RECORDS.
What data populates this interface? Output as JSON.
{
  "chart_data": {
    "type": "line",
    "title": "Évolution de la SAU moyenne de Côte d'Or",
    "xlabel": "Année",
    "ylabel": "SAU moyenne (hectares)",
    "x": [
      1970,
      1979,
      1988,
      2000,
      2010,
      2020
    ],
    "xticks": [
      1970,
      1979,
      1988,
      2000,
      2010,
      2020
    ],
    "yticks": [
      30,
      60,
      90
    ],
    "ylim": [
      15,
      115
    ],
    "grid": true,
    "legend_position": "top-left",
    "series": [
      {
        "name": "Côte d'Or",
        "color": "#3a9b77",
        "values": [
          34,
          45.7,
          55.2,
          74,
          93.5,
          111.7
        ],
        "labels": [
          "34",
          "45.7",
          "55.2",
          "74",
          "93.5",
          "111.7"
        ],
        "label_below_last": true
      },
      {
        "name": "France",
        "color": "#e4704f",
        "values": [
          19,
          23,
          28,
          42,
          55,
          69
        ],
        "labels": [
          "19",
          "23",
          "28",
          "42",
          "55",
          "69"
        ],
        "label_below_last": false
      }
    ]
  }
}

WHAT IS REQUIRED. From the listing above, extract all records word for word.

THE OUTPUT.
What data populates this interface? Output as JSON.
{
  "chart_data": {
    "type": "line",
    "title": "Évolution de la SAU moyenne de Côte d'Or",
    "xlabel": "Année",
    "ylabel": "SAU moyenne (hectares)",
    "x": [
      1970,
      1979,
      1988,
      2000,
      2010,
      2020
    ],
    "xticks": [
      1970,
      1979,
      1988,
      2000,
      2010,
      2020
    ],
    "yticks": [
      30,
      60,
      90
    ],
    "ylim": [
      15,
      115
    ],
    "grid": true,
    "legend_position": "top-left",
    "series": [
      {
        "name": "Côte d'Or",
        "color": "#3a9b77",
        "values": [
          34,
          45.7,
          55.2,
          74,
          93.5,
          111.7
        ],
        "labels": [
          "34",
          "45.7",
          "55.2",
          "74",
          "93.5",
          "111.7"
        ],
        "label_below_last": true
      },
      {
        "name": "France",
        "color": "#e4704f",
        "values": [
          19,
          23,
          28,
          42,
          55,
          69
        ],
        "labels": [
          "19",
          "23",
          "28",
          "42",
          "55",
          "69"
        ],
        "label_below_last": false
      }
    ]
  }
}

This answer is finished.